- TASK REQUIREMENTS:
A – Decide whether each statement below agrees with the essay on legislatures, and answer yes or no. Support each answer by quoting the deciding words of the essay exactly. (i) The author holds that the American Revolution was fought over taxes per se. (ii) The author states that language similar to the federal constitution's grant of legislative powers appears in the constitutions of all 50 states. (iii) The author holds that legislative power may be claimed by others when its rightful owners decline to use it.
B – Pick up the essay on legislatures after its final sentence, and continue it in the same voice.

- EXCERPTED PASSAGE:
By Charles C. W. Cooke
Thursday, July 25, 2024
As a rule, I am unimpressed by the complaint that,
despite its being the Current Year, we are “still” debating this or that
political question. Indeed, when I hear such a thing said, I am usually tempted
to switch off. There is nothing special about us, or the age in which we live,
and to propose that any issue of public import ought by now to have been
extracted from the reservoir of legitimate inquiries is, invariably, to suggest
otherwise. Nevertheless, I will confess that, while I do not expect that any
one of my opinions ought to be accepted without question, my level of surprise
at their repudiation does vary by the topic. And never, ever
am I more surprised than when I encounter someone who is dismissive toward
legislatures.
Legislatures, it seems to me, are at the beating heart of
the American system. Contrary to popular belief, the American Revolution was
fought not over taxes per se but over whether those taxes were to be levied by
a king or a local assembly. After the resolution of that revolution, the men
who had fought it established a system in which — pace all that
Wilsonian “coequal” nonsense — the legislative branch stood head and shoulders
above the rest. That system made its way into every state, and it came to be
celebrated widely, from The Federalist Papers through to Schoolhouse
Rock.
And now — in the Current Year! — it is being forgotten,
drip by drip.
There is, of course, a pre-political reason for Americans
to cherish their legislatures as the sole producers of their legislation. That
reason? It is the law. The federal constitution holds that “all
legislative Powers herein granted shall be vested in a Congress of the United
States,” and similar language is found in the constitutions of all 50 states.
That word — “all” — isn’t a suggestion or a preference or an ideal; it’s the
way our system of government works. Legislative power is not some unmoored,
immortal source of authority that can be claimed by squatters in such case as
its rightful owners decline to use it; it is linked inextricably and irrevocably
to the legislatures in which it has been vested. Outside of those confines,
there are no powers to discharge.

- EXTRACTED RECORDS:

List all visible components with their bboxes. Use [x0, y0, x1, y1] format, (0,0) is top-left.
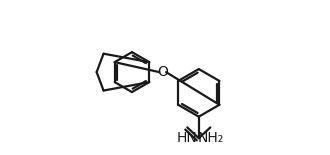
Text: O: O [157, 65, 168, 79]
Text: NH₂: NH₂ [198, 131, 224, 145]
Text: HN: HN [176, 131, 197, 145]
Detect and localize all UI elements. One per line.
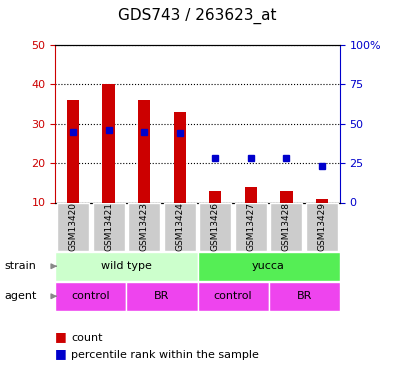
Text: GSM13426: GSM13426 bbox=[211, 202, 220, 251]
Text: BR: BR bbox=[154, 291, 169, 301]
Bar bbox=[92, 202, 125, 251]
Bar bbox=[126, 282, 198, 310]
Bar bbox=[199, 202, 231, 251]
Text: control: control bbox=[71, 291, 110, 301]
Text: ■: ■ bbox=[55, 330, 67, 343]
Bar bbox=[245, 187, 257, 202]
Bar bbox=[164, 202, 196, 251]
Text: GSM13427: GSM13427 bbox=[246, 202, 255, 251]
Text: GSM13424: GSM13424 bbox=[175, 202, 184, 251]
Text: strain: strain bbox=[4, 261, 36, 271]
Text: count: count bbox=[71, 333, 103, 343]
Bar bbox=[280, 190, 293, 202]
Text: GSM13420: GSM13420 bbox=[69, 202, 77, 251]
Bar bbox=[269, 282, 340, 310]
Text: GSM13423: GSM13423 bbox=[140, 202, 149, 251]
Text: ■: ■ bbox=[55, 347, 67, 360]
Text: GSM13421: GSM13421 bbox=[104, 202, 113, 251]
Bar bbox=[198, 282, 269, 310]
Text: control: control bbox=[214, 291, 252, 301]
Bar bbox=[235, 202, 267, 251]
Text: BR: BR bbox=[297, 291, 312, 301]
Bar bbox=[55, 252, 198, 280]
Bar bbox=[270, 202, 303, 251]
Text: GSM13428: GSM13428 bbox=[282, 202, 291, 251]
Bar bbox=[306, 202, 338, 251]
Text: GDS743 / 263623_at: GDS743 / 263623_at bbox=[118, 8, 277, 24]
Bar bbox=[67, 100, 79, 202]
Bar bbox=[55, 282, 126, 310]
Text: agent: agent bbox=[4, 291, 36, 301]
Bar bbox=[173, 112, 186, 202]
Bar bbox=[138, 100, 150, 202]
Bar bbox=[198, 252, 340, 280]
Bar bbox=[316, 199, 328, 202]
Text: percentile rank within the sample: percentile rank within the sample bbox=[71, 350, 259, 360]
Text: yucca: yucca bbox=[252, 261, 285, 271]
Text: wild type: wild type bbox=[101, 261, 152, 271]
Bar bbox=[209, 190, 222, 202]
Bar bbox=[102, 84, 115, 203]
Bar bbox=[57, 202, 89, 251]
Bar bbox=[128, 202, 160, 251]
Text: GSM13429: GSM13429 bbox=[318, 202, 326, 251]
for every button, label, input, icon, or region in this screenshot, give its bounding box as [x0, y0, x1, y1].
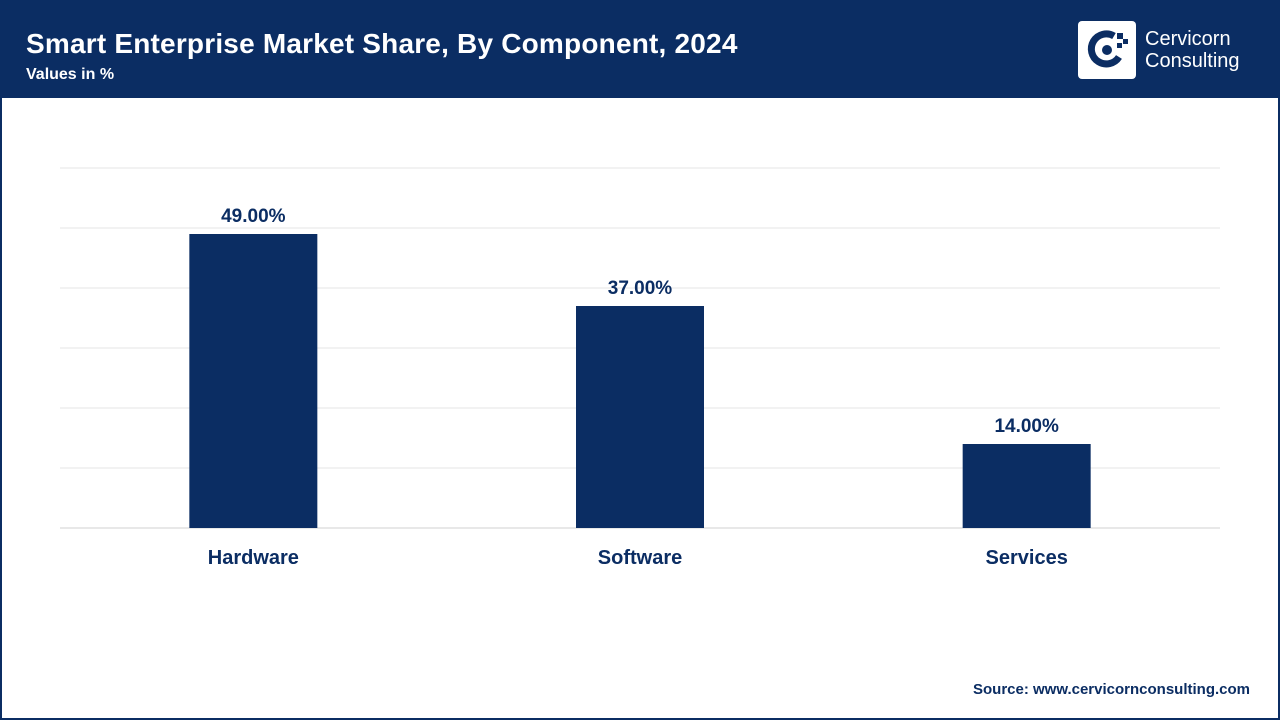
- logo-line-2: Consulting: [1145, 50, 1240, 72]
- chart-title: Smart Enterprise Market Share, By Compon…: [26, 28, 738, 59]
- x-tick-label: Software: [598, 547, 682, 569]
- logo-line-1: Cervicorn: [1145, 28, 1231, 50]
- company-logo: Cervicorn Consulting: [1078, 21, 1240, 79]
- source-note: Source: www.cervicornconsulting.com: [972, 681, 1250, 698]
- data-label: 49.00%: [221, 206, 286, 227]
- header-bar: Smart Enterprise Market Share, By Compon…: [2, 2, 1278, 98]
- logo-wordmark: Cervicorn Consulting: [1145, 28, 1240, 72]
- x-tick-label: Services: [986, 547, 1068, 569]
- bar: [576, 306, 704, 528]
- chart-subtitle: Values in %: [26, 66, 115, 83]
- bar: [189, 234, 318, 528]
- bar-chart: 49.00% Hardware 37.00% Software 14.00% Servic…: [60, 167, 1220, 569]
- logo-mark-icon: [1078, 21, 1136, 79]
- x-tick-label: Hardware: [208, 547, 299, 569]
- bar: [962, 444, 1091, 528]
- data-label: 14.00%: [994, 416, 1059, 437]
- data-label: 37.00%: [608, 278, 673, 299]
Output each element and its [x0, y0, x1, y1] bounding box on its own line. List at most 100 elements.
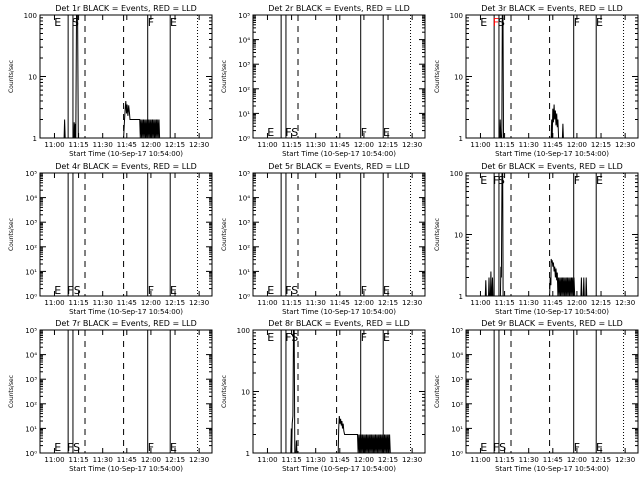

- TASK-BY-TASK RESULTS:
A –
(i) No: "the American Revolution was fought not over taxes per se but over whether those taxes were to be levied by a king or a local assembly."
(ii) Yes: "similar language is found in the constitutions of all 50 states."
(iii) No: "Legislative power is not some unmoored, immortal source of authority that can be claimed by squatters in such case as its rightful owners decline to use it."

B –
When, in 2011, Barack Obama stopped telling the public
that he was not allowed to rewrite immigration law on his own and began saying
instead that “if Congress won’t act, I will,” he was claiming an authority that
simply did not exist. It was a usurpation, yes. But, worse than that, it was an
invention in which he was not authorized to engage. Before they may take
office, our politicians are expected to take an oath, and that oath is expected
to be the end of the matter. The Constitution says what it says, and if they
dislike it, they can work to change it or they can shut up.
Still, while “It is because it is” serves as a solid
rejoinder against unfaithful politicians, it does not work as an intellectual
defense. And so, putting my disbelief to one side, I wish to make a case that I
wish did not have to be made: in favor of legislatures, and against executive
fiat.
Put as simply as possible, legislatures are useful
institutions because they require the assent of more than one person before
they can properly exercise power. In a vast, continental republic such as ours,
this fracturing of authority has the benefit of facilitating the representation
of people who come from different places and who have different views, but,
even if it did not, the mere existence of different kinds of people within the
fold would still make the legislature the most desirable way to make law.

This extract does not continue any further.